BEGIN Information shown

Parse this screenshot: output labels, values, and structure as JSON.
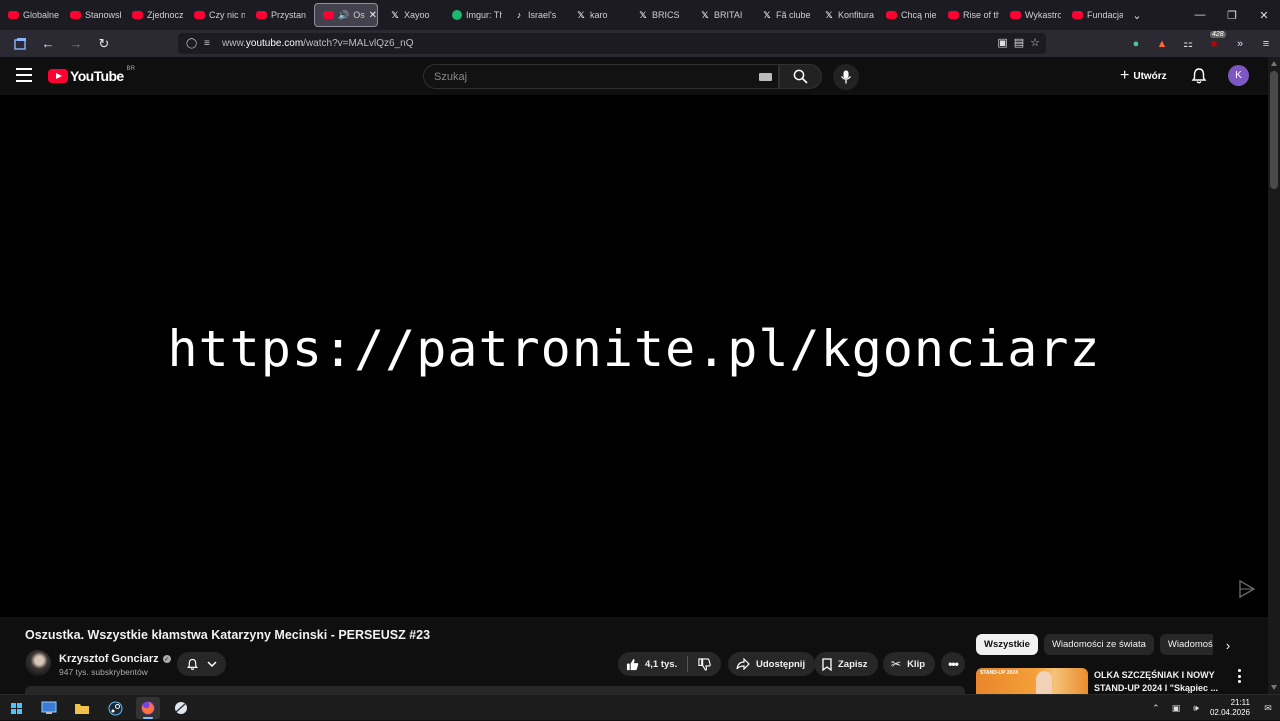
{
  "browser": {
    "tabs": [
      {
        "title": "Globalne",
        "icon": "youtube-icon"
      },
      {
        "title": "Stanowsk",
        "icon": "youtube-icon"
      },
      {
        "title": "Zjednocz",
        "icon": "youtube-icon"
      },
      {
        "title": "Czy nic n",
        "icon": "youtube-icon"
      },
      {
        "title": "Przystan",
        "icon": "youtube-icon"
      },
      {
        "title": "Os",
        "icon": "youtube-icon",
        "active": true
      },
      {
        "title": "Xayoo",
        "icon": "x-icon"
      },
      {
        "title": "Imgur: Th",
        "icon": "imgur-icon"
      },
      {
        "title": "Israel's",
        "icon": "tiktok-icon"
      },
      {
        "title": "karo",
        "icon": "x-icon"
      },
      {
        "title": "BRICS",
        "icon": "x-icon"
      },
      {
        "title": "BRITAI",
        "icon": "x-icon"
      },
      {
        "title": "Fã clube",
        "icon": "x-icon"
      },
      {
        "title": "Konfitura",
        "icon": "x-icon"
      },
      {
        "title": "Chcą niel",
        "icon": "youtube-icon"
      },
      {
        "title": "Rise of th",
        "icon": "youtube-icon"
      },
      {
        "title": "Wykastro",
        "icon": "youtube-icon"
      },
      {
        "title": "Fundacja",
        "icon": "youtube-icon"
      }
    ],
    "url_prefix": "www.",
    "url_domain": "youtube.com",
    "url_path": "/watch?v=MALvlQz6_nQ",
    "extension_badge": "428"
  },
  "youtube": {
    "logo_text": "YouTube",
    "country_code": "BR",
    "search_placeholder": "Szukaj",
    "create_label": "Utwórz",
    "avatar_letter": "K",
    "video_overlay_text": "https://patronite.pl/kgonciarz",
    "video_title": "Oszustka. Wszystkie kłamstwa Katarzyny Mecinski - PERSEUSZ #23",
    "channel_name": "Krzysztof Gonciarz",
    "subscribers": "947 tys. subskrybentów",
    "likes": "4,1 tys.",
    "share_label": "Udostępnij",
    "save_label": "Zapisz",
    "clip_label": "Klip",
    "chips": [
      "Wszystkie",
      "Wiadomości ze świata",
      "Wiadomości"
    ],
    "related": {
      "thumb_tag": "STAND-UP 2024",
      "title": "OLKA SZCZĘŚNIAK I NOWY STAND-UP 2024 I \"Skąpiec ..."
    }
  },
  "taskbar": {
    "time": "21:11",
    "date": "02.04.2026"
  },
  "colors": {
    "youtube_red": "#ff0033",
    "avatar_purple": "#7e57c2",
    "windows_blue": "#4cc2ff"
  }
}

END Information shown

Exercise objective: Give the material again exactly as it is, but keep the pictures out.

Completed exercise:
Parse this screenshot: output labels, values, and structure as JSON.
{
  "browser": {
    "tabs": [
      {
        "title": "Globalne",
        "icon": "youtube-icon"
      },
      {
        "title": "Stanowsk",
        "icon": "youtube-icon"
      },
      {
        "title": "Zjednocz",
        "icon": "youtube-icon"
      },
      {
        "title": "Czy nic n",
        "icon": "youtube-icon"
      },
      {
        "title": "Przystan",
        "icon": "youtube-icon"
      },
      {
        "title": "Os",
        "icon": "youtube-icon",
        "active": true
      },
      {
        "title": "Xayoo",
        "icon": "x-icon"
      },
      {
        "title": "Imgur: Th",
        "icon": "imgur-icon"
      },
      {
        "title": "Israel's",
        "icon": "tiktok-icon"
      },
      {
        "title": "karo",
        "icon": "x-icon"
      },
      {
        "title": "BRICS",
        "icon": "x-icon"
      },
      {
        "title": "BRITAI",
        "icon": "x-icon"
      },
      {
        "title": "Fã clube",
        "icon": "x-icon"
      },
      {
        "title": "Konfitura",
        "icon": "x-icon"
      },
      {
        "title": "Chcą niel",
        "icon": "youtube-icon"
      },
      {
        "title": "Rise of th",
        "icon": "youtube-icon"
      },
      {
        "title": "Wykastro",
        "icon": "youtube-icon"
      },
      {
        "title": "Fundacja",
        "icon": "youtube-icon"
      }
    ],
    "url_prefix": "www.",
    "url_domain": "youtube.com",
    "url_path": "/watch?v=MALvlQz6_nQ",
    "extension_badge": "428"
  },
  "youtube": {
    "logo_text": "YouTube",
    "country_code": "BR",
    "search_placeholder": "Szukaj",
    "create_label": "Utwórz",
    "avatar_letter": "K",
    "video_overlay_text": "https://patronite.pl/kgonciarz",
    "video_title": "Oszustka. Wszystkie kłamstwa Katarzyny Mecinski - PERSEUSZ #23",
    "channel_name": "Krzysztof Gonciarz",
    "subscribers": "947 tys. subskrybentów",
    "likes": "4,1 tys.",
    "share_label": "Udostępnij",
    "save_label": "Zapisz",
    "clip_label": "Klip",
    "chips": [
      "Wszystkie",
      "Wiadomości ze świata",
      "Wiadomości"
    ],
    "related": {
      "thumb_tag": "STAND-UP 2024",
      "title": "OLKA SZCZĘŚNIAK I NOWY STAND-UP 2024 I \"Skąpiec ..."
    }
  },
  "taskbar": {
    "time": "21:11",
    "date": "02.04.2026"
  },
  "colors": {
    "youtube_red": "#ff0033",
    "avatar_purple": "#7e57c2",
    "windows_blue": "#4cc2ff"
  }
}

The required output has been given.